Extracted records:
───

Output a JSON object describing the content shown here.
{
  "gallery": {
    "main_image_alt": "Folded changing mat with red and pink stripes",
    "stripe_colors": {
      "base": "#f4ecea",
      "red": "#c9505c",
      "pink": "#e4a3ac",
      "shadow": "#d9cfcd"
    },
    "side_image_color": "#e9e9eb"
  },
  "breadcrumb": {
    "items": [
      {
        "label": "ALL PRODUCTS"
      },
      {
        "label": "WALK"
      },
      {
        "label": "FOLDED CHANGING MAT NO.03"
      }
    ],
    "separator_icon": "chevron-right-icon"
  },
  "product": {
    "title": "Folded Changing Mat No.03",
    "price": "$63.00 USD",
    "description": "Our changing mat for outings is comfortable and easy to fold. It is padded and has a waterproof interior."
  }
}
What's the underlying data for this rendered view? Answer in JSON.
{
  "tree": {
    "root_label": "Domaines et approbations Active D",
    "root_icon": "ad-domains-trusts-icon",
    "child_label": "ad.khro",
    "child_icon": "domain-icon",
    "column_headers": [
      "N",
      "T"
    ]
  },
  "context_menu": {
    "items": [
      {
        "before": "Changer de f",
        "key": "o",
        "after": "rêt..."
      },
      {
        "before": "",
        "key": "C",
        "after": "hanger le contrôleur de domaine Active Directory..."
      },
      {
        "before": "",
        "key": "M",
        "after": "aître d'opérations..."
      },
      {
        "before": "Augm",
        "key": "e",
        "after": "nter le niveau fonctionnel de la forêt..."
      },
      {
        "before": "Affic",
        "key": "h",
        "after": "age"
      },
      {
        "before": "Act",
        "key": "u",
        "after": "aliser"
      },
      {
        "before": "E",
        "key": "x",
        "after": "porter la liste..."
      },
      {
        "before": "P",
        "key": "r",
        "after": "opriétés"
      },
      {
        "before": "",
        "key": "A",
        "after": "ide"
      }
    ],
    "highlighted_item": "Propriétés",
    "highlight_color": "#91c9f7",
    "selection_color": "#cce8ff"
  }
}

───

WHAT THE TASK REQUIRES -
Please list every line of the records that contains "pink".

TASK RESULT -
    "main_image_alt": "Folded changing mat with red and pink stripes",
      "pink": "#e4a3ac",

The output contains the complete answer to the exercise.